— begin GIVEN ENTRIES —
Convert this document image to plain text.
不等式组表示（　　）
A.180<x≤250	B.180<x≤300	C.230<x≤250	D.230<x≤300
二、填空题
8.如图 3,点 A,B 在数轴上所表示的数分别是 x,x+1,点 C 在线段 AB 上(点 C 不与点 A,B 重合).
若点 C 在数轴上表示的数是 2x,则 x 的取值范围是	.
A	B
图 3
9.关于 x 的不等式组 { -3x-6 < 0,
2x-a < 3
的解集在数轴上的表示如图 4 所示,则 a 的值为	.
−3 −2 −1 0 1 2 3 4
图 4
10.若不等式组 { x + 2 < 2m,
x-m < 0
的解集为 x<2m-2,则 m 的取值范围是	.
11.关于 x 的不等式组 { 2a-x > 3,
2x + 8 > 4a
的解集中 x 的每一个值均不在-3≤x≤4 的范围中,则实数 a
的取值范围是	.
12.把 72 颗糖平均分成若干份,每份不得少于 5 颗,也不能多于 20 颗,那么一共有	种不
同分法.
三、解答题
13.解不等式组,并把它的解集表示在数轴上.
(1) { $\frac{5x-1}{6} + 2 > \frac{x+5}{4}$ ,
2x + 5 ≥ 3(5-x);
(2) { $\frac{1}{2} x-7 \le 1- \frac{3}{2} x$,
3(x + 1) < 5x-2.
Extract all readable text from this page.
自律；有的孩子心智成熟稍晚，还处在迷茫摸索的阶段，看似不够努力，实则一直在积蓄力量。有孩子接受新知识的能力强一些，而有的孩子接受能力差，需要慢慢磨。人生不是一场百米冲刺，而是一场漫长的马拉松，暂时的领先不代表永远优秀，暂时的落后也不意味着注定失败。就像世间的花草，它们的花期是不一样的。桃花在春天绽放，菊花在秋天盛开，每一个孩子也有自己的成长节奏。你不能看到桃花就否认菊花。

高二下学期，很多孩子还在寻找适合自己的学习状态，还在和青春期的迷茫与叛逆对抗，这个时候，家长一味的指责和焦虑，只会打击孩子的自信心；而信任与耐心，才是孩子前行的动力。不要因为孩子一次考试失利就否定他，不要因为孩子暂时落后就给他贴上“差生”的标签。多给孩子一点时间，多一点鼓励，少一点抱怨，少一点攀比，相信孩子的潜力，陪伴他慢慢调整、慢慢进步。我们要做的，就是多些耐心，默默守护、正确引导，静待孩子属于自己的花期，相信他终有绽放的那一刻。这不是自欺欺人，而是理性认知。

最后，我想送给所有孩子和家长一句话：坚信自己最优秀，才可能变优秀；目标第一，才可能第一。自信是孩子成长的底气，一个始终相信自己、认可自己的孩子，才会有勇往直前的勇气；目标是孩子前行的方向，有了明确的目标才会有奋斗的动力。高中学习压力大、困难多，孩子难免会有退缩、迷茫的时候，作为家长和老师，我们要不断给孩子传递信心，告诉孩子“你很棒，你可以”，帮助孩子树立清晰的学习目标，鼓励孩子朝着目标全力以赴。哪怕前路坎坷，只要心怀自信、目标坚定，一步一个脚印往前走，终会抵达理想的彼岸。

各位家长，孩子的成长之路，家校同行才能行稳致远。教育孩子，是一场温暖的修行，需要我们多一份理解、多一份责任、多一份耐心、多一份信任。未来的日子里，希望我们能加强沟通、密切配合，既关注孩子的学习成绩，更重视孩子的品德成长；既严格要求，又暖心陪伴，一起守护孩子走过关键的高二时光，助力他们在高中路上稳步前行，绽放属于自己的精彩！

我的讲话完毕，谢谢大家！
— end GIVEN ENTRIES —
▸ **PROBLEM DESCRIPTION**:
Copy out each record exactly as given, omitting none.

▸ **OUTPUT FOR THIS EXERCISE**:
Convert this document image to plain text.
不等式组表示（　　）
A.180<x≤250	B.180<x≤300	C.230<x≤250	D.230<x≤300
二、填空题
8.如图 3,点 A,B 在数轴上所表示的数分别是 x,x+1,点 C 在线段 AB 上(点 C 不与点 A,B 重合).
若点 C 在数轴上表示的数是 2x,则 x 的取值范围是	.
A	B
图 3
9.关于 x 的不等式组 { -3x-6 < 0,
2x-a < 3
的解集在数轴上的表示如图 4 所示,则 a 的值为	.
−3 −2 −1 0 1 2 3 4
图 4
10.若不等式组 { x + 2 < 2m,
x-m < 0
的解集为 x<2m-2,则 m 的取值范围是	.
11.关于 x 的不等式组 { 2a-x > 3,
2x + 8 > 4a
的解集中 x 的每一个值均不在-3≤x≤4 的范围中,则实数 a
的取值范围是	.
12.把 72 颗糖平均分成若干份,每份不得少于 5 颗,也不能多于 20 颗,那么一共有	种不
同分法.
三、解答题
13.解不等式组,并把它的解集表示在数轴上.
(1) { $\frac{5x-1}{6} + 2 > \frac{x+5}{4}$ ,
2x + 5 ≥ 3(5-x);
(2) { $\frac{1}{2} x-7 \le 1- \frac{3}{2} x$,
3(x + 1) < 5x-2.
Extract all readable text from this page.
自律；有的孩子心智成熟稍晚，还处在迷茫摸索的阶段，看似不够努力，实则一直在积蓄力量。有孩子接受新知识的能力强一些，而有的孩子接受能力差，需要慢慢磨。人生不是一场百米冲刺，而是一场漫长的马拉松，暂时的领先不代表永远优秀，暂时的落后也不意味着注定失败。就像世间的花草，它们的花期是不一样的。桃花在春天绽放，菊花在秋天盛开，每一个孩子也有自己的成长节奏。你不能看到桃花就否认菊花。

高二下学期，很多孩子还在寻找适合自己的学习状态，还在和青春期的迷茫与叛逆对抗，这个时候，家长一味的指责和焦虑，只会打击孩子的自信心；而信任与耐心，才是孩子前行的动力。不要因为孩子一次考试失利就否定他，不要因为孩子暂时落后就给他贴上“差生”的标签。多给孩子一点时间，多一点鼓励，少一点抱怨，少一点攀比，相信孩子的潜力，陪伴他慢慢调整、慢慢进步。我们要做的，就是多些耐心，默默守护、正确引导，静待孩子属于自己的花期，相信他终有绽放的那一刻。这不是自欺欺人，而是理性认知。

最后，我想送给所有孩子和家长一句话：坚信自己最优秀，才可能变优秀；目标第一，才可能第一。自信是孩子成长的底气，一个始终相信自己、认可自己的孩子，才会有勇往直前的勇气；目标是孩子前行的方向，有了明确的目标才会有奋斗的动力。高中学习压力大、困难多，孩子难免会有退缩、迷茫的时候，作为家长和老师，我们要不断给孩子传递信心，告诉孩子“你很棒，你可以”，帮助孩子树立清晰的学习目标，鼓励孩子朝着目标全力以赴。哪怕前路坎坷，只要心怀自信、目标坚定，一步一个脚印往前走，终会抵达理想的彼岸。

各位家长，孩子的成长之路，家校同行才能行稳致远。教育孩子，是一场温暖的修行，需要我们多一份理解、多一份责任、多一份耐心、多一份信任。未来的日子里，希望我们能加强沟通、密切配合，既关注孩子的学习成绩，更重视孩子的品德成长；既严格要求，又暖心陪伴，一起守护孩子走过关键的高二时光，助力他们在高中路上稳步前行，绽放属于自己的精彩！

我的讲话完毕，谢谢大家！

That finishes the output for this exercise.